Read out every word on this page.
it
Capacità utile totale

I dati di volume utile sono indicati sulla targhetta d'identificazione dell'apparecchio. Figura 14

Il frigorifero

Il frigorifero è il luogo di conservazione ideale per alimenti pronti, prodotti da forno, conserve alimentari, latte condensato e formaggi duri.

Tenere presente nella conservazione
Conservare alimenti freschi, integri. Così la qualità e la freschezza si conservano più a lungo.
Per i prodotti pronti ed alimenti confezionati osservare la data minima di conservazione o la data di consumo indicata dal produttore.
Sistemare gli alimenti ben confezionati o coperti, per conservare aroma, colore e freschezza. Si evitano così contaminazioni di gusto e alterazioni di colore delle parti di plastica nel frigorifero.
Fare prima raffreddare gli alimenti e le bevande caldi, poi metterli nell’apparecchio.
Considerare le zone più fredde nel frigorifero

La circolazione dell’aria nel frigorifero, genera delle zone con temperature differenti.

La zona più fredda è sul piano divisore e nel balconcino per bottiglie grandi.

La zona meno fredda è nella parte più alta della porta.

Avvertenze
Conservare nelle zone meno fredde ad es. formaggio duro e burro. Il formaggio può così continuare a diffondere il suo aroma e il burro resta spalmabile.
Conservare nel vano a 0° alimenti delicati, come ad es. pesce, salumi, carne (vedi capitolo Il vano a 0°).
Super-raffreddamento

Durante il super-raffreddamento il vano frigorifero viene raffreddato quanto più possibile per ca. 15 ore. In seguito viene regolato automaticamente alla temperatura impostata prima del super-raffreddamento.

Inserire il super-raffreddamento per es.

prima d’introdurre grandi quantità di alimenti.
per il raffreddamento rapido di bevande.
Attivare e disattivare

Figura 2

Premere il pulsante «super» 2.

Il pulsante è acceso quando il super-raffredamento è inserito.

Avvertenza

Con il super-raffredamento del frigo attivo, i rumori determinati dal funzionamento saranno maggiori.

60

→ **Task requirements**:
All of the data above should be transcribed exactly.

→ **Full answer**:
Read out every word on this page.
it
Capacità utile totale

I dati di volume utile sono indicati sulla targhetta d'identificazione dell'apparecchio. Figura 14

Il frigorifero

Il frigorifero è il luogo di conservazione ideale per alimenti pronti, prodotti da forno, conserve alimentari, latte condensato e formaggi duri.

Tenere presente nella conservazione
Conservare alimenti freschi, integri. Così la qualità e la freschezza si conservano più a lungo.
Per i prodotti pronti ed alimenti confezionati osservare la data minima di conservazione o la data di consumo indicata dal produttore.
Sistemare gli alimenti ben confezionati o coperti, per conservare aroma, colore e freschezza. Si evitano così contaminazioni di gusto e alterazioni di colore delle parti di plastica nel frigorifero.
Fare prima raffreddare gli alimenti e le bevande caldi, poi metterli nell’apparecchio.
Considerare le zone più fredde nel frigorifero

La circolazione dell’aria nel frigorifero, genera delle zone con temperature differenti.

La zona più fredda è sul piano divisore e nel balconcino per bottiglie grandi.

La zona meno fredda è nella parte più alta della porta.

Avvertenze
Conservare nelle zone meno fredde ad es. formaggio duro e burro. Il formaggio può così continuare a diffondere il suo aroma e il burro resta spalmabile.
Conservare nel vano a 0° alimenti delicati, come ad es. pesce, salumi, carne (vedi capitolo Il vano a 0°).
Super-raffreddamento

Durante il super-raffreddamento il vano frigorifero viene raffreddato quanto più possibile per ca. 15 ore. In seguito viene regolato automaticamente alla temperatura impostata prima del super-raffreddamento.

Inserire il super-raffreddamento per es.

prima d’introdurre grandi quantità di alimenti.
per il raffreddamento rapido di bevande.
Attivare e disattivare

Figura 2

Premere il pulsante «super» 2.

Il pulsante è acceso quando il super-raffredamento è inserito.

Avvertenza

Con il super-raffredamento del frigo attivo, i rumori determinati dal funzionamento saranno maggiori.

60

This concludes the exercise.